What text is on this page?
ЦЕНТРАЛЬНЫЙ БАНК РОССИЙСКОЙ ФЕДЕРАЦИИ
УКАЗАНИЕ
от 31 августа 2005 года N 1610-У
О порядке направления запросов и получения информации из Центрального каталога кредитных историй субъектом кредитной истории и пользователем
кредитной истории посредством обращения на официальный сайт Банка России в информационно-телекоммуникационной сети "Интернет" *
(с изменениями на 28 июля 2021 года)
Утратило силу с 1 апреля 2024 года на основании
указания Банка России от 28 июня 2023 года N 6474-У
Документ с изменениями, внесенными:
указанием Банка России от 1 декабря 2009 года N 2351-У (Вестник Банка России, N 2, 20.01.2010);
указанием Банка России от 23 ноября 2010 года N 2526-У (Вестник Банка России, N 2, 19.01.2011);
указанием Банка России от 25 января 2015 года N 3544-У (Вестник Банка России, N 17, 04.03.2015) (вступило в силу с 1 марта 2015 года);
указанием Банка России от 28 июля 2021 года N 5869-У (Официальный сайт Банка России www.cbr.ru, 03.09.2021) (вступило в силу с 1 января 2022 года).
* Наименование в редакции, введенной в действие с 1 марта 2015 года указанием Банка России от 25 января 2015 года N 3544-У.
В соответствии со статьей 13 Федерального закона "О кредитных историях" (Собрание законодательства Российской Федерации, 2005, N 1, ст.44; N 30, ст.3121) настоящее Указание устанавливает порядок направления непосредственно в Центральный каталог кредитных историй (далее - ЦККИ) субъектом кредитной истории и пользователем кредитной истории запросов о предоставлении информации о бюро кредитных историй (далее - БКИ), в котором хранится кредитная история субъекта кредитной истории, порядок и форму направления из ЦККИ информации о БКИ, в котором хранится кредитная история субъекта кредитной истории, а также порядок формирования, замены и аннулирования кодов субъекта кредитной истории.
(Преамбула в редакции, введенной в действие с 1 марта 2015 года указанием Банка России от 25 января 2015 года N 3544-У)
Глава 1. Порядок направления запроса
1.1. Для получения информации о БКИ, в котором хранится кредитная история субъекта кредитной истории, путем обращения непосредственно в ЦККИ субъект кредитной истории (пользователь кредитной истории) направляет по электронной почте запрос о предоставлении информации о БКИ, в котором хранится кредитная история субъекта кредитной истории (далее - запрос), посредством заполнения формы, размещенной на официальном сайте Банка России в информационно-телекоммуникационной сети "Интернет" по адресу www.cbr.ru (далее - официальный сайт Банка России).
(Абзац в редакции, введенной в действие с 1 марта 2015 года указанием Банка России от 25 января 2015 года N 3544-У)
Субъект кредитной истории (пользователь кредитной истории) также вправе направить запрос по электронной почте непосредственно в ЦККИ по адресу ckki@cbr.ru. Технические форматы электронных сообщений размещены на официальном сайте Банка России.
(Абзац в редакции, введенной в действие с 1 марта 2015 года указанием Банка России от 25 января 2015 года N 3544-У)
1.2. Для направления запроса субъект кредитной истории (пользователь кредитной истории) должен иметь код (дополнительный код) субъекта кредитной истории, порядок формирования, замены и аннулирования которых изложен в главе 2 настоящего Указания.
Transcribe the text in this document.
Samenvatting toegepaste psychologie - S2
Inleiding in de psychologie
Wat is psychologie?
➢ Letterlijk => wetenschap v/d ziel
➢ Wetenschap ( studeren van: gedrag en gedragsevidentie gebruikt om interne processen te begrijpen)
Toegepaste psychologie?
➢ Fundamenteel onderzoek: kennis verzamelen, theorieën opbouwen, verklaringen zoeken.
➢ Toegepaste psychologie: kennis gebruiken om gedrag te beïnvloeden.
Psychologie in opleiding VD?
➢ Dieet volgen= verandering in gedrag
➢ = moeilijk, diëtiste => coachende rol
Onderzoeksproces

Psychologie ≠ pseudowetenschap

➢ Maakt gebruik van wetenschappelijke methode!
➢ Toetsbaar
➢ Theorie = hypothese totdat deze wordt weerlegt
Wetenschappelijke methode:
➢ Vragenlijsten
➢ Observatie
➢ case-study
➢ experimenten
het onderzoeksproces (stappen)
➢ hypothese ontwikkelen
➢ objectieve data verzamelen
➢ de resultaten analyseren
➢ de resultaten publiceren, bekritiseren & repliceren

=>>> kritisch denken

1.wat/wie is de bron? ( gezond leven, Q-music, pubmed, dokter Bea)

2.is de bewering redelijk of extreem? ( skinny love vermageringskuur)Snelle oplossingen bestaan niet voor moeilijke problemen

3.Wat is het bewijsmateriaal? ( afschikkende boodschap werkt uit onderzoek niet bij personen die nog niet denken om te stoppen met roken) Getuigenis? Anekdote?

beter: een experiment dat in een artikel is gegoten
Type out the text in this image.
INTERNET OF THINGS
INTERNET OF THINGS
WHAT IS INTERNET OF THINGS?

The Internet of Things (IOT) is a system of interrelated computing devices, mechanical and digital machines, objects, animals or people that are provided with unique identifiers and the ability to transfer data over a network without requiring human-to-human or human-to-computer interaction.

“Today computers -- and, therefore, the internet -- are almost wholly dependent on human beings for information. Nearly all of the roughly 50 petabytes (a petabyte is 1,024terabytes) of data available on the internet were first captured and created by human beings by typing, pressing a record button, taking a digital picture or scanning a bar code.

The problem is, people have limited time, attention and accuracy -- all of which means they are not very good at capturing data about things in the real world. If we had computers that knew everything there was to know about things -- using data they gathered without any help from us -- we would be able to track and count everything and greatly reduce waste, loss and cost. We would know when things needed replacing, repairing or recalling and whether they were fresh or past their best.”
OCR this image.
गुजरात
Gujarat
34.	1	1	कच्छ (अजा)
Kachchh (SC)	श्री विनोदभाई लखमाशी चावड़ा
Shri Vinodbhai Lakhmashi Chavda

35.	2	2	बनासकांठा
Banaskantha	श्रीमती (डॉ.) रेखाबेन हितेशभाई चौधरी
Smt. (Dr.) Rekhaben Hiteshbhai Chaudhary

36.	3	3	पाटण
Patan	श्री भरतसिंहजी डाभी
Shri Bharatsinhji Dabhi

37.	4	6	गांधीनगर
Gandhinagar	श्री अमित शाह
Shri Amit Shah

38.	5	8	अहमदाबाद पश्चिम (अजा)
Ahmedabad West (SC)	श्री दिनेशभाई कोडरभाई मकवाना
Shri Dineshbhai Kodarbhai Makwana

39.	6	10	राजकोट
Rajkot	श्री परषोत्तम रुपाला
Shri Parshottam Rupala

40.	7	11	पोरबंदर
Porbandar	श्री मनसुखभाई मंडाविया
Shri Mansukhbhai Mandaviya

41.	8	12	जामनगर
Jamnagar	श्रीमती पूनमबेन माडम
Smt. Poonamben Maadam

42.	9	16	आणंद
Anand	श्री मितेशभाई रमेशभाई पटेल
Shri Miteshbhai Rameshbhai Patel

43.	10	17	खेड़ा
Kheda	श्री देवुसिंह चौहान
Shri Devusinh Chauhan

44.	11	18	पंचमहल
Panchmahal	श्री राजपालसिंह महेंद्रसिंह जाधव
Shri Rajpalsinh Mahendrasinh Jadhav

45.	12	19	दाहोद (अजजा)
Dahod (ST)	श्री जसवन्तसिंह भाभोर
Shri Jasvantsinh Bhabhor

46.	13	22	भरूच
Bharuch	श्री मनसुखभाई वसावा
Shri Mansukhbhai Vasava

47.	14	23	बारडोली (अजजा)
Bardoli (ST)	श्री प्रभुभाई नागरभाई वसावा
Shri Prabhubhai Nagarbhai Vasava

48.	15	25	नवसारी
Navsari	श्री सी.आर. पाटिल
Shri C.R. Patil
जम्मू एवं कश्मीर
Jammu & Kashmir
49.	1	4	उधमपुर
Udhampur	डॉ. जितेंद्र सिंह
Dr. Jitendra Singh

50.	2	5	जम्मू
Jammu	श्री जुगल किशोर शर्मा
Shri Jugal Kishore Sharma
==========
» Given task
Look through the data and gather every line with the string "methode" in it.

» Solution to the problem
➢ Maakt gebruik van wetenschappelijke methode!
Wetenschappelijke methode:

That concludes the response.